- **Prompt**:
Work out how many lines in the entries below include the word "cursos". Give nothing but the number.

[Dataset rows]
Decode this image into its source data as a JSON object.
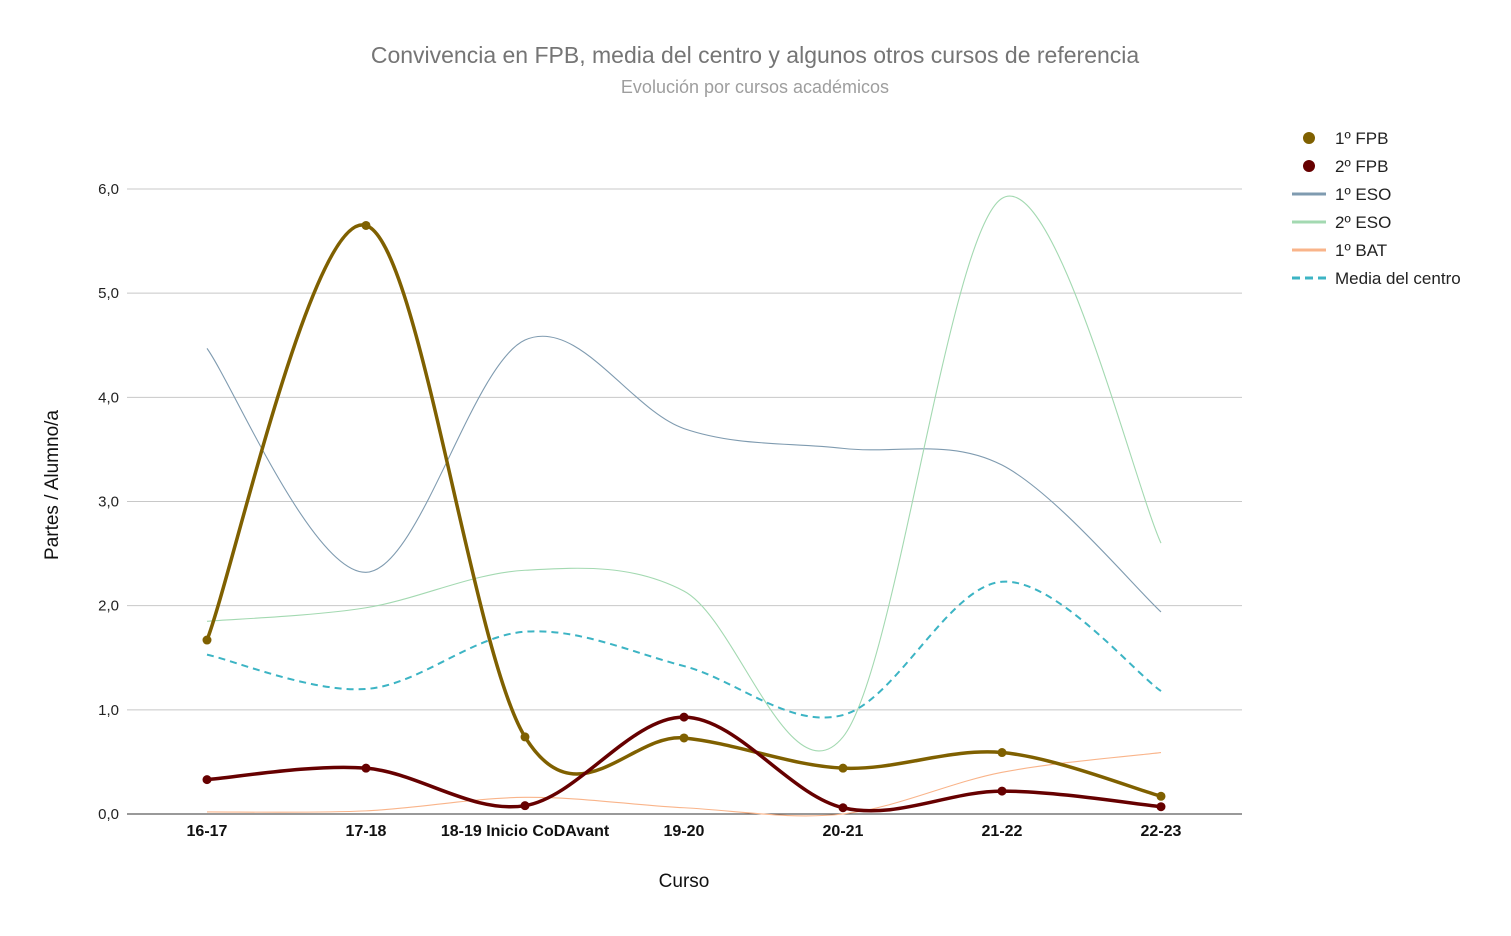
{
  "chart_data": {
    "type": "line",
    "title": "Convivencia en FPB, media del centro y algunos otros cursos de referencia",
    "subtitle": "Evolución por cursos académicos",
    "xlabel": "Curso",
    "ylabel": "Partes / Alumno/a",
    "ylim": [
      0,
      6
    ],
    "yticks": [
      "0,0",
      "1,0",
      "2,0",
      "3,0",
      "4,0",
      "5,0",
      "6,0"
    ],
    "categories": [
      "16-17",
      "17-18",
      "18-19 Inicio CoDAvant",
      "19-20",
      "20-21",
      "21-22",
      "22-23"
    ],
    "grid": true,
    "legend_position": "right",
    "series": [
      {
        "name": "1º FPB",
        "color": "#7f6000",
        "style": "thick-markers",
        "values": [
          1.67,
          5.65,
          0.74,
          0.73,
          0.44,
          0.59,
          0.17
        ]
      },
      {
        "name": "2º FPB",
        "color": "#660000",
        "style": "thick-markers",
        "values": [
          0.33,
          0.44,
          0.08,
          0.93,
          0.06,
          0.22,
          0.07
        ]
      },
      {
        "name": "1º ESO",
        "color": "#7f9bb0",
        "style": "thin",
        "values": [
          4.47,
          2.32,
          4.55,
          3.7,
          3.51,
          3.35,
          1.94
        ]
      },
      {
        "name": "2º ESO",
        "color": "#a3d9b1",
        "style": "thin",
        "values": [
          1.85,
          1.98,
          2.34,
          2.14,
          0.74,
          5.91,
          2.6
        ]
      },
      {
        "name": "1º BAT",
        "color": "#f9b48a",
        "style": "thin",
        "values": [
          0.02,
          0.03,
          0.16,
          0.06,
          0.0,
          0.4,
          0.59
        ]
      },
      {
        "name": "Media del centro",
        "color": "#3cb4c4",
        "style": "dashed",
        "values": [
          1.53,
          1.2,
          1.75,
          1.42,
          0.95,
          2.23,
          1.18
        ]
      }
    ]
  }
}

- **Written solution**:
2